DATA SHOWN:

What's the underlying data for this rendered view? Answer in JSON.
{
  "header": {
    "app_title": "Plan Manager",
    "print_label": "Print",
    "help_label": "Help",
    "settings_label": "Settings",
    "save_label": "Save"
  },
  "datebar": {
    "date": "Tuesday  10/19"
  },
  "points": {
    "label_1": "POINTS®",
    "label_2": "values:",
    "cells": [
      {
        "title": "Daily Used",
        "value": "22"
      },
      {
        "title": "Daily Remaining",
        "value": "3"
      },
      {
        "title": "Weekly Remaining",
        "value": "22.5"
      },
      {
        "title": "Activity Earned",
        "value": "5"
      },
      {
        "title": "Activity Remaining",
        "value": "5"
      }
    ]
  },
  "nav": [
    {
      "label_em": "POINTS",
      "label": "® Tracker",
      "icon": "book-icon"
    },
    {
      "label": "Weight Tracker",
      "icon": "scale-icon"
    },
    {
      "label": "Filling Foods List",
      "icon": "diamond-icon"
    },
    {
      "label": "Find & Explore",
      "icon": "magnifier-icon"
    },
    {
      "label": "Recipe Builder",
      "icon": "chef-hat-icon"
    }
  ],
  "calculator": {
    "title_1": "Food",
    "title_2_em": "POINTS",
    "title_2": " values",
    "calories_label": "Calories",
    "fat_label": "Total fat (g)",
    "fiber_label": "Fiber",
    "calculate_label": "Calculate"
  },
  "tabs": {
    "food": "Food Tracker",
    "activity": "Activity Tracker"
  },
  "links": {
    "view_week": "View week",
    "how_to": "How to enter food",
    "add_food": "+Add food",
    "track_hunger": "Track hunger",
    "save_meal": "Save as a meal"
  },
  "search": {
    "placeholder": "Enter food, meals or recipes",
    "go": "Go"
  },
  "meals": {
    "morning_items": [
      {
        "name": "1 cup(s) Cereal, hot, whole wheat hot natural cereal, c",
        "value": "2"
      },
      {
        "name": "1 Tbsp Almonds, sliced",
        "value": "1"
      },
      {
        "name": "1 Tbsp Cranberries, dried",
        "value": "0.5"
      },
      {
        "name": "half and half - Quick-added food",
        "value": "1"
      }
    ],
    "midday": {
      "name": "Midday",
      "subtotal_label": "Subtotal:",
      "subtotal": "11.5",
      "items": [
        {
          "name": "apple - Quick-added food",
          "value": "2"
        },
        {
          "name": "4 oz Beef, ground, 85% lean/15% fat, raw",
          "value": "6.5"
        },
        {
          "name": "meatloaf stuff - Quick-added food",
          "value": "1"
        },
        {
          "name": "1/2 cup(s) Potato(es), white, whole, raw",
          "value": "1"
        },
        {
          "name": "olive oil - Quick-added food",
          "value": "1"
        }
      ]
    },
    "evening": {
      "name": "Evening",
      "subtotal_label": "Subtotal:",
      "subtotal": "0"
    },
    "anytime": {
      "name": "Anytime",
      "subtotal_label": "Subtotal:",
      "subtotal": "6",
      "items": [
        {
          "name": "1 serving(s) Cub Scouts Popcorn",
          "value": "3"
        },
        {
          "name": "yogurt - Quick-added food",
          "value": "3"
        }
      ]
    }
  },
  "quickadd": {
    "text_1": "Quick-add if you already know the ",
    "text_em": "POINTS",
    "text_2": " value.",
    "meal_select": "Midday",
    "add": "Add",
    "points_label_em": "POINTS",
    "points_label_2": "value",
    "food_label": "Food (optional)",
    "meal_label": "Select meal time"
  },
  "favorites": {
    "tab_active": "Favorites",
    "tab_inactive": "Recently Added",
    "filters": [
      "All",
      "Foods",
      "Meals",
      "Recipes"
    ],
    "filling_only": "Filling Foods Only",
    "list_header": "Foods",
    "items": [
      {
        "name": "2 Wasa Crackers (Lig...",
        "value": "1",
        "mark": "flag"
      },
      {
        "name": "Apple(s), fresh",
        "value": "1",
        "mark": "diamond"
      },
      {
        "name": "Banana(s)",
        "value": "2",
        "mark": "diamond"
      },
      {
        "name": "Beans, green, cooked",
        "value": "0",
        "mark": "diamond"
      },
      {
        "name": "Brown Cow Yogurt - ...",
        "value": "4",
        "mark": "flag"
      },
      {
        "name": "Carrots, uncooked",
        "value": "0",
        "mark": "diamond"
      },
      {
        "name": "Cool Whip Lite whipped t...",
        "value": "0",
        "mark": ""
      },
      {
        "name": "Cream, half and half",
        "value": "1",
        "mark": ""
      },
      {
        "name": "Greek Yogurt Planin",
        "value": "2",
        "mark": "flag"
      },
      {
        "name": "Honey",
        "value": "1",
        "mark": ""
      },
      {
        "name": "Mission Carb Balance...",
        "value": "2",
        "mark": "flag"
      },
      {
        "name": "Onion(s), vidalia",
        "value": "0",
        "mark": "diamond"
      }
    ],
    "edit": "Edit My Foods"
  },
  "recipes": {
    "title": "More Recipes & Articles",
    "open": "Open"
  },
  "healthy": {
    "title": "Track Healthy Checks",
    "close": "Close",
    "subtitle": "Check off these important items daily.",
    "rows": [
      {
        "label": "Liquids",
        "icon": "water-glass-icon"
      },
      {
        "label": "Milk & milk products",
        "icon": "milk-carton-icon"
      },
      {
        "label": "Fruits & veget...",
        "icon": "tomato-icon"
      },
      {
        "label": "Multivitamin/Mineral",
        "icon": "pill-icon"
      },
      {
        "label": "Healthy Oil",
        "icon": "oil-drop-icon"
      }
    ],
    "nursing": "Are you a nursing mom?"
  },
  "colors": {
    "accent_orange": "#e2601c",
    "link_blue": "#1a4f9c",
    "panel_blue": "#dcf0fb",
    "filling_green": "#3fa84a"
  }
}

REQUIREMENTS:
Set down all of the records shown above once more, exactly.

TASK RESPONSE:
What's the underlying data for this rendered view? Answer in JSON.
{
  "header": {
    "app_title": "Plan Manager",
    "print_label": "Print",
    "help_label": "Help",
    "settings_label": "Settings",
    "save_label": "Save"
  },
  "datebar": {
    "date": "Tuesday  10/19"
  },
  "points": {
    "label_1": "POINTS®",
    "label_2": "values:",
    "cells": [
      {
        "title": "Daily Used",
        "value": "22"
      },
      {
        "title": "Daily Remaining",
        "value": "3"
      },
      {
        "title": "Weekly Remaining",
        "value": "22.5"
      },
      {
        "title": "Activity Earned",
        "value": "5"
      },
      {
        "title": "Activity Remaining",
        "value": "5"
      }
    ]
  },
  "nav": [
    {
      "label_em": "POINTS",
      "label": "® Tracker",
      "icon": "book-icon"
    },
    {
      "label": "Weight Tracker",
      "icon": "scale-icon"
    },
    {
      "label": "Filling Foods List",
      "icon": "diamond-icon"
    },
    {
      "label": "Find & Explore",
      "icon": "magnifier-icon"
    },
    {
      "label": "Recipe Builder",
      "icon": "chef-hat-icon"
    }
  ],
  "calculator": {
    "title_1": "Food",
    "title_2_em": "POINTS",
    "title_2": " values",
    "calories_label": "Calories",
    "fat_label": "Total fat (g)",
    "fiber_label": "Fiber",
    "calculate_label": "Calculate"
  },
  "tabs": {
    "food": "Food Tracker",
    "activity": "Activity Tracker"
  },
  "links": {
    "view_week": "View week",
    "how_to": "How to enter food",
    "add_food": "+Add food",
    "track_hunger": "Track hunger",
    "save_meal": "Save as a meal"
  },
  "search": {
    "placeholder": "Enter food, meals or recipes",
    "go": "Go"
  },
  "meals": {
    "morning_items": [
      {
        "name": "1 cup(s) Cereal, hot, whole wheat hot natural cereal, c",
        "value": "2"
      },
      {
        "name": "1 Tbsp Almonds, sliced",
        "value": "1"
      },
      {
        "name": "1 Tbsp Cranberries, dried",
        "value": "0.5"
      },
      {
        "name": "half and half - Quick-added food",
        "value": "1"
      }
    ],
    "midday": {
      "name": "Midday",
      "subtotal_label": "Subtotal:",
      "subtotal": "11.5",
      "items": [
        {
          "name": "apple - Quick-added food",
          "value": "2"
        },
        {
          "name": "4 oz Beef, ground, 85% lean/15% fat, raw",
          "value": "6.5"
        },
        {
          "name": "meatloaf stuff - Quick-added food",
          "value": "1"
        },
        {
          "name": "1/2 cup(s) Potato(es), white, whole, raw",
          "value": "1"
        },
        {
          "name": "olive oil - Quick-added food",
          "value": "1"
        }
      ]
    },
    "evening": {
      "name": "Evening",
      "subtotal_label": "Subtotal:",
      "subtotal": "0"
    },
    "anytime": {
      "name": "Anytime",
      "subtotal_label": "Subtotal:",
      "subtotal": "6",
      "items": [
        {
          "name": "1 serving(s) Cub Scouts Popcorn",
          "value": "3"
        },
        {
          "name": "yogurt - Quick-added food",
          "value": "3"
        }
      ]
    }
  },
  "quickadd": {
    "text_1": "Quick-add if you already know the ",
    "text_em": "POINTS",
    "text_2": " value.",
    "meal_select": "Midday",
    "add": "Add",
    "points_label_em": "POINTS",
    "points_label_2": "value",
    "food_label": "Food (optional)",
    "meal_label": "Select meal time"
  },
  "favorites": {
    "tab_active": "Favorites",
    "tab_inactive": "Recently Added",
    "filters": [
      "All",
      "Foods",
      "Meals",
      "Recipes"
    ],
    "filling_only": "Filling Foods Only",
    "list_header": "Foods",
    "items": [
      {
        "name": "2 Wasa Crackers (Lig...",
        "value": "1",
        "mark": "flag"
      },
      {
        "name": "Apple(s), fresh",
        "value": "1",
        "mark": "diamond"
      },
      {
        "name": "Banana(s)",
        "value": "2",
        "mark": "diamond"
      },
      {
        "name": "Beans, green, cooked",
        "value": "0",
        "mark": "diamond"
      },
      {
        "name": "Brown Cow Yogurt - ...",
        "value": "4",
        "mark": "flag"
      },
      {
        "name": "Carrots, uncooked",
        "value": "0",
        "mark": "diamond"
      },
      {
        "name": "Cool Whip Lite whipped t...",
        "value": "0",
        "mark": ""
      },
      {
        "name": "Cream, half and half",
        "value": "1",
        "mark": ""
      },
      {
        "name": "Greek Yogurt Planin",
        "value": "2",
        "mark": "flag"
      },
      {
        "name": "Honey",
        "value": "1",
        "mark": ""
      },
      {
        "name": "Mission Carb Balance...",
        "value": "2",
        "mark": "flag"
      },
      {
        "name": "Onion(s), vidalia",
        "value": "0",
        "mark": "diamond"
      }
    ],
    "edit": "Edit My Foods"
  },
  "recipes": {
    "title": "More Recipes & Articles",
    "open": "Open"
  },
  "healthy": {
    "title": "Track Healthy Checks",
    "close": "Close",
    "subtitle": "Check off these important items daily.",
    "rows": [
      {
        "label": "Liquids",
        "icon": "water-glass-icon"
      },
      {
        "label": "Milk & milk products",
        "icon": "milk-carton-icon"
      },
      {
        "label": "Fruits & veget...",
        "icon": "tomato-icon"
      },
      {
        "label": "Multivitamin/Mineral",
        "icon": "pill-icon"
      },
      {
        "label": "Healthy Oil",
        "icon": "oil-drop-icon"
      }
    ],
    "nursing": "Are you a nursing mom?"
  },
  "colors": {
    "accent_orange": "#e2601c",
    "link_blue": "#1a4f9c",
    "panel_blue": "#dcf0fb",
    "filling_green": "#3fa84a"
  }
}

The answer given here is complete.